▶ _Set exercise_
From the data that follows, copy every line holding the string "about".

Data entries:
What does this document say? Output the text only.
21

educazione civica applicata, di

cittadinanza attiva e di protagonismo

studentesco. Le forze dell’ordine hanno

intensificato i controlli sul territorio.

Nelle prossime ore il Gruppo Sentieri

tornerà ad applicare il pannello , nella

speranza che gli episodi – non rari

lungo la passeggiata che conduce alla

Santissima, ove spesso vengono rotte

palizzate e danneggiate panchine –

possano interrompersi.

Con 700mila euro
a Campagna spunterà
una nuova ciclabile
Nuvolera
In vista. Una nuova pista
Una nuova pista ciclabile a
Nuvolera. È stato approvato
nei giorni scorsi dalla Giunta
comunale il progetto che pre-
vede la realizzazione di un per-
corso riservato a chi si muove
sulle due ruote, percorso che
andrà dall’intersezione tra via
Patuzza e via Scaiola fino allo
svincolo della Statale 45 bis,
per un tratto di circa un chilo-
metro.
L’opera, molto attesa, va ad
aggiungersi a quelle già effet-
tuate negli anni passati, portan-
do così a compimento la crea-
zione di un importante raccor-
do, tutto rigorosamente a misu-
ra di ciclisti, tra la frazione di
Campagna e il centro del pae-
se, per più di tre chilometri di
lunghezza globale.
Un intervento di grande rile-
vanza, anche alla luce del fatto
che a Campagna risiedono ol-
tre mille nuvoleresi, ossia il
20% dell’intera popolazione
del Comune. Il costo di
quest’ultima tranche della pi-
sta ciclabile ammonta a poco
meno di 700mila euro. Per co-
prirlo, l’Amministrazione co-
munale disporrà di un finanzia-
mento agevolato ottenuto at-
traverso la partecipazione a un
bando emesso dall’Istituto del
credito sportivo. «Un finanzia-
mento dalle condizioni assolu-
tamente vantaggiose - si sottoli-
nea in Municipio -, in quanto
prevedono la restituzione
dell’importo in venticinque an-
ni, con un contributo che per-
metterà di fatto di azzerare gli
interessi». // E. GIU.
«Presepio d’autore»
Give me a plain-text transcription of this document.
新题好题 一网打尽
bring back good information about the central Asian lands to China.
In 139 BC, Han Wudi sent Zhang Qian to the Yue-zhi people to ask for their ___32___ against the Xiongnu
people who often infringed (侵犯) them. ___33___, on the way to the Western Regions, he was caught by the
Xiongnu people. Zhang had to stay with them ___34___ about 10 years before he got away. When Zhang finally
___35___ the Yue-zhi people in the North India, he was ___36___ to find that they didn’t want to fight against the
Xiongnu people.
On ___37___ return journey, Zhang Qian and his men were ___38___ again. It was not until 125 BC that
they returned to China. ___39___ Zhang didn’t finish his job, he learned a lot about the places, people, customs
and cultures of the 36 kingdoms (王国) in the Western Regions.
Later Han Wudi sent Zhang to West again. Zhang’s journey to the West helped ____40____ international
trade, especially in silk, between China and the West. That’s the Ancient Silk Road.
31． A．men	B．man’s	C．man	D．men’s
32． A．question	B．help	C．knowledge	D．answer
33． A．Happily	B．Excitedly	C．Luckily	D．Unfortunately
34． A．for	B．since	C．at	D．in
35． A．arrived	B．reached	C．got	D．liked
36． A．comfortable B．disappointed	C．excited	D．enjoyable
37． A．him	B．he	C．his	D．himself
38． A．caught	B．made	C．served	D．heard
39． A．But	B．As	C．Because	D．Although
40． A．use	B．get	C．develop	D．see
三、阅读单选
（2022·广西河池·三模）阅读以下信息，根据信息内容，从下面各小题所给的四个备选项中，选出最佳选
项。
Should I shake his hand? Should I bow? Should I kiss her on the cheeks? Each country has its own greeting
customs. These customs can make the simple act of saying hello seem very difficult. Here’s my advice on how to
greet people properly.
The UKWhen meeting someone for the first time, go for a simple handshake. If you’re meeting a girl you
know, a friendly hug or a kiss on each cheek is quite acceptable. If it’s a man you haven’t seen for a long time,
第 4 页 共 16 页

▶ _Response to this exercise_
bring back good information about the central Asian lands to China.
Xiongnu people. Zhang had to stay with them ___34___ about 10 years before he got away. When Zhang finally
they returned to China. ___39___ Zhang didn’t finish his job, he learned a lot about the places, people, customs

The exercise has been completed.